_Instruction:_
Reproduce the listing below in full and without alteration, apart from its pictures.

_Records for processing:_
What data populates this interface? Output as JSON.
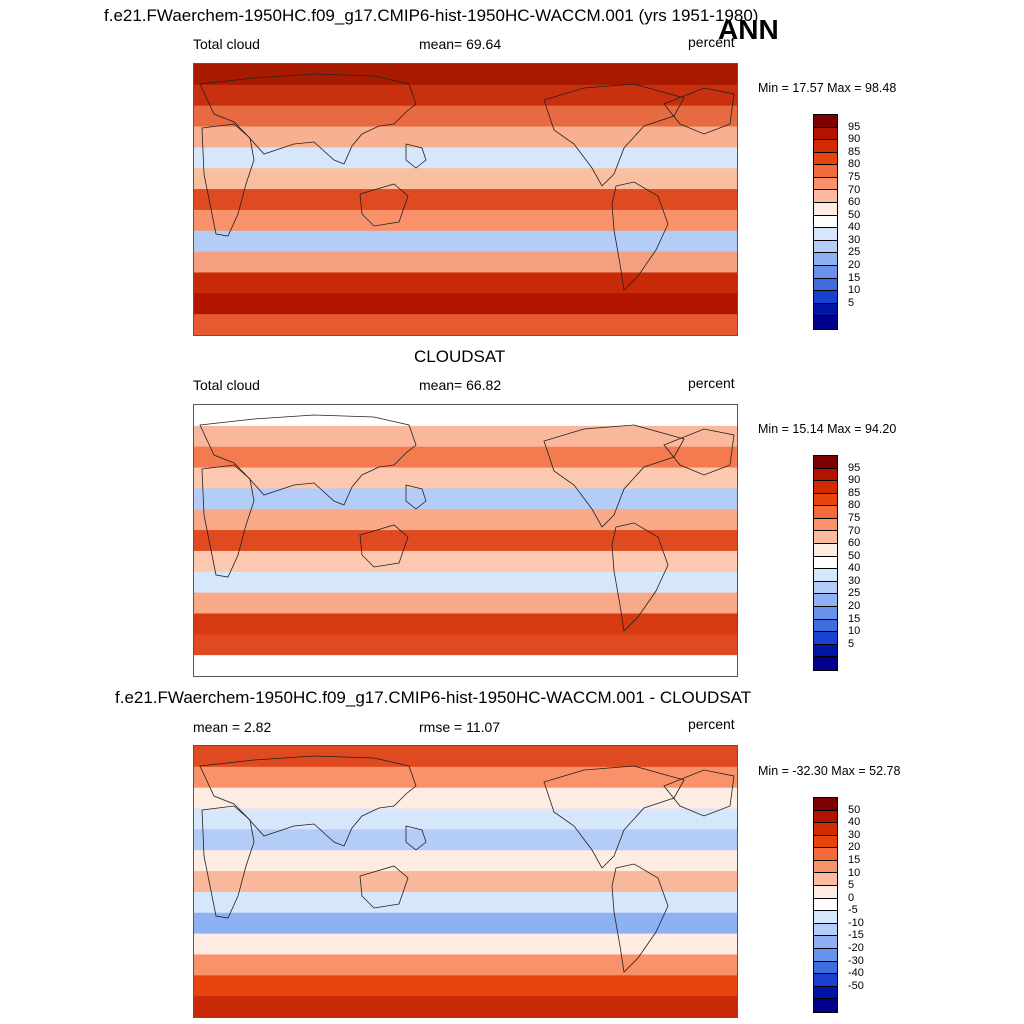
{
  "season": "ANN",
  "panels": [
    {
      "title": "f.e21.FWaerchem-1950HC.f09_g17.CMIP6-hist-1950HC-WACCM.001 (yrs 1951-1980)",
      "left_label": "Total cloud",
      "center_label": "mean=  69.64",
      "right_label": "percent",
      "minmax": "Min =  17.57 Max =  98.48",
      "colorbar": {
        "labels": [
          "95",
          "90",
          "85",
          "80",
          "75",
          "70",
          "60",
          "50",
          "40",
          "30",
          "25",
          "20",
          "15",
          "10",
          "5"
        ],
        "colors": [
          "#7f0000",
          "#b21400",
          "#d42a00",
          "#e8440e",
          "#f46a3a",
          "#f9916a",
          "#fcbba1",
          "#feebe2",
          "#ffffff",
          "#d6e6fb",
          "#b3cdf7",
          "#8db1f2",
          "#6a92ea",
          "#3e6de0",
          "#1a40d2",
          "#0015a6",
          "#00008b"
        ]
      },
      "map_bands": [
        "#a81a00",
        "#c93010",
        "#e86a40",
        "#f8b090",
        "#d6e6fb",
        "#f8c0a0",
        "#e04a20",
        "#f9916a",
        "#b3cdf7",
        "#f4a080",
        "#c82a08",
        "#b21400",
        "#e55a30"
      ]
    },
    {
      "title": "CLOUDSAT",
      "left_label": "Total cloud",
      "center_label": "mean=  66.82",
      "right_label": "percent",
      "minmax": "Min =  15.14 Max =  94.20",
      "colorbar": {
        "labels": [
          "95",
          "90",
          "85",
          "80",
          "75",
          "70",
          "60",
          "50",
          "40",
          "30",
          "25",
          "20",
          "15",
          "10",
          "5"
        ],
        "colors": [
          "#7f0000",
          "#b21400",
          "#d42a00",
          "#e8440e",
          "#f46a3a",
          "#f9916a",
          "#fcbba1",
          "#feebe2",
          "#ffffff",
          "#d6e6fb",
          "#b3cdf7",
          "#8db1f2",
          "#6a92ea",
          "#3e6de0",
          "#1a40d2",
          "#0015a6",
          "#00008b"
        ]
      },
      "map_bands": [
        "#ffffff",
        "#f9b89c",
        "#f47a50",
        "#fcc8b0",
        "#b3cdf7",
        "#f9a888",
        "#e04a20",
        "#fcc8b0",
        "#d6e6fb",
        "#f9a888",
        "#d63a10",
        "#e04a20",
        "#ffffff"
      ]
    },
    {
      "title": "f.e21.FWaerchem-1950HC.f09_g17.CMIP6-hist-1950HC-WACCM.001 - CLOUDSAT",
      "left_label": "mean =   2.82",
      "center_label": "rmse =  11.07",
      "right_label": "percent",
      "minmax": "Min = -32.30 Max =  52.78",
      "colorbar": {
        "labels": [
          "50",
          "40",
          "30",
          "20",
          "15",
          "10",
          "5",
          "0",
          "-5",
          "-10",
          "-15",
          "-20",
          "-30",
          "-40",
          "-50"
        ],
        "colors": [
          "#7f0000",
          "#b21400",
          "#d42a00",
          "#e8440e",
          "#f46a3a",
          "#f9916a",
          "#fcbba1",
          "#feebe2",
          "#ffffff",
          "#d6e6fb",
          "#b3cdf7",
          "#8db1f2",
          "#6a92ea",
          "#3e6de0",
          "#1a40d2",
          "#0015a6",
          "#00008b"
        ]
      },
      "map_bands": [
        "#e04a20",
        "#f9916a",
        "#feebe2",
        "#d6e6fb",
        "#b3cdf7",
        "#feebe2",
        "#f9b89c",
        "#d6e6fb",
        "#8db1f2",
        "#feebe2",
        "#f9916a",
        "#e8440e",
        "#c82a08"
      ]
    }
  ]
}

_The solution:_
What data populates this interface? Output as JSON.
{
  "season": "ANN",
  "panels": [
    {
      "title": "f.e21.FWaerchem-1950HC.f09_g17.CMIP6-hist-1950HC-WACCM.001 (yrs 1951-1980)",
      "left_label": "Total cloud",
      "center_label": "mean=  69.64",
      "right_label": "percent",
      "minmax": "Min =  17.57 Max =  98.48",
      "colorbar": {
        "labels": [
          "95",
          "90",
          "85",
          "80",
          "75",
          "70",
          "60",
          "50",
          "40",
          "30",
          "25",
          "20",
          "15",
          "10",
          "5"
        ],
        "colors": [
          "#7f0000",
          "#b21400",
          "#d42a00",
          "#e8440e",
          "#f46a3a",
          "#f9916a",
          "#fcbba1",
          "#feebe2",
          "#ffffff",
          "#d6e6fb",
          "#b3cdf7",
          "#8db1f2",
          "#6a92ea",
          "#3e6de0",
          "#1a40d2",
          "#0015a6",
          "#00008b"
        ]
      },
      "map_bands": [
        "#a81a00",
        "#c93010",
        "#e86a40",
        "#f8b090",
        "#d6e6fb",
        "#f8c0a0",
        "#e04a20",
        "#f9916a",
        "#b3cdf7",
        "#f4a080",
        "#c82a08",
        "#b21400",
        "#e55a30"
      ]
    },
    {
      "title": "CLOUDSAT",
      "left_label": "Total cloud",
      "center_label": "mean=  66.82",
      "right_label": "percent",
      "minmax": "Min =  15.14 Max =  94.20",
      "colorbar": {
        "labels": [
          "95",
          "90",
          "85",
          "80",
          "75",
          "70",
          "60",
          "50",
          "40",
          "30",
          "25",
          "20",
          "15",
          "10",
          "5"
        ],
        "colors": [
          "#7f0000",
          "#b21400",
          "#d42a00",
          "#e8440e",
          "#f46a3a",
          "#f9916a",
          "#fcbba1",
          "#feebe2",
          "#ffffff",
          "#d6e6fb",
          "#b3cdf7",
          "#8db1f2",
          "#6a92ea",
          "#3e6de0",
          "#1a40d2",
          "#0015a6",
          "#00008b"
        ]
      },
      "map_bands": [
        "#ffffff",
        "#f9b89c",
        "#f47a50",
        "#fcc8b0",
        "#b3cdf7",
        "#f9a888",
        "#e04a20",
        "#fcc8b0",
        "#d6e6fb",
        "#f9a888",
        "#d63a10",
        "#e04a20",
        "#ffffff"
      ]
    },
    {
      "title": "f.e21.FWaerchem-1950HC.f09_g17.CMIP6-hist-1950HC-WACCM.001 - CLOUDSAT",
      "left_label": "mean =   2.82",
      "center_label": "rmse =  11.07",
      "right_label": "percent",
      "minmax": "Min = -32.30 Max =  52.78",
      "colorbar": {
        "labels": [
          "50",
          "40",
          "30",
          "20",
          "15",
          "10",
          "5",
          "0",
          "-5",
          "-10",
          "-15",
          "-20",
          "-30",
          "-40",
          "-50"
        ],
        "colors": [
          "#7f0000",
          "#b21400",
          "#d42a00",
          "#e8440e",
          "#f46a3a",
          "#f9916a",
          "#fcbba1",
          "#feebe2",
          "#ffffff",
          "#d6e6fb",
          "#b3cdf7",
          "#8db1f2",
          "#6a92ea",
          "#3e6de0",
          "#1a40d2",
          "#0015a6",
          "#00008b"
        ]
      },
      "map_bands": [
        "#e04a20",
        "#f9916a",
        "#feebe2",
        "#d6e6fb",
        "#b3cdf7",
        "#feebe2",
        "#f9b89c",
        "#d6e6fb",
        "#8db1f2",
        "#feebe2",
        "#f9916a",
        "#e8440e",
        "#c82a08"
      ]
    }
  ]
}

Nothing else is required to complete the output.